(Document page image records):
[Start of Attachment]
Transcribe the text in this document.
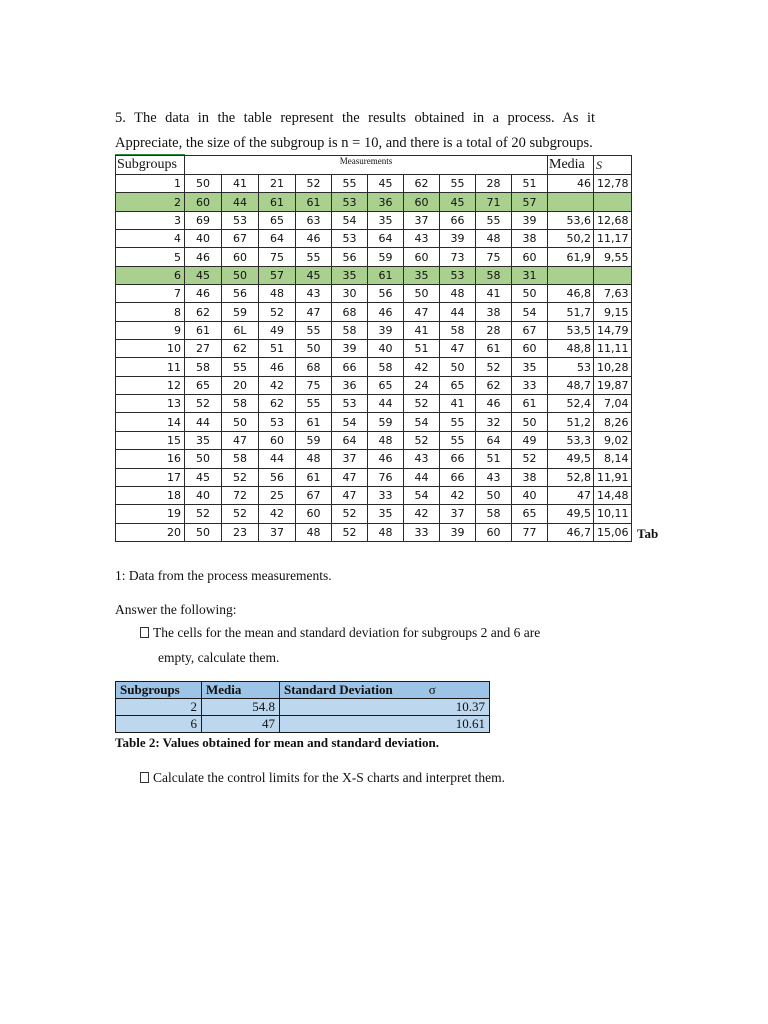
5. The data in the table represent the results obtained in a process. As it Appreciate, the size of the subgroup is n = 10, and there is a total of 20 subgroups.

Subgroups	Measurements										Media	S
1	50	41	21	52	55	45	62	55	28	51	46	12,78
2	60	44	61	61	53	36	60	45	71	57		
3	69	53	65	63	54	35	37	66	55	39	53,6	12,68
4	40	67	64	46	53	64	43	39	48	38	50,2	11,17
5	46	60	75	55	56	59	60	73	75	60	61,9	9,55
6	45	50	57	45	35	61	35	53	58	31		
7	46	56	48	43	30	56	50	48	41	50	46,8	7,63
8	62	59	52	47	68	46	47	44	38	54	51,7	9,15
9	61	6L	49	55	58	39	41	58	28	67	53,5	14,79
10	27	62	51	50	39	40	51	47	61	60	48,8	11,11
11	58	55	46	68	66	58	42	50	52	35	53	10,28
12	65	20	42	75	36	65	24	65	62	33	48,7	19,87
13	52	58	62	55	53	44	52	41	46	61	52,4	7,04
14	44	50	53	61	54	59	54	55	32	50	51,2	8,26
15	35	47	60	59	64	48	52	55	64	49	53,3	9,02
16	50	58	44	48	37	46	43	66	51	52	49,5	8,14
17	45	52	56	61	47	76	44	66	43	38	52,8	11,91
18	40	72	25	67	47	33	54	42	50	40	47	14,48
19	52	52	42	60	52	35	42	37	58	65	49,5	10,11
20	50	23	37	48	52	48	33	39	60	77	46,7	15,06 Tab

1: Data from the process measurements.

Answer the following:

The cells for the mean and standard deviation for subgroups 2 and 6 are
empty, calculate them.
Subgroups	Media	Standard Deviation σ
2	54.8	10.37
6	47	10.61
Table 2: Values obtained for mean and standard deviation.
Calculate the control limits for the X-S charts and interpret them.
[End of Attachment]
(HOW TO COMPLETE THIS TASK): Reproduce all lines from the records above that include the word "process".

(SOLUTION FOR THIS EXERCISE):
5. The data in the table represent the results obtained in a process. As it Appreciate, the size of the subgroup is n = 10, and there is a total of 20 subgroups.
1: Data from the process measurements.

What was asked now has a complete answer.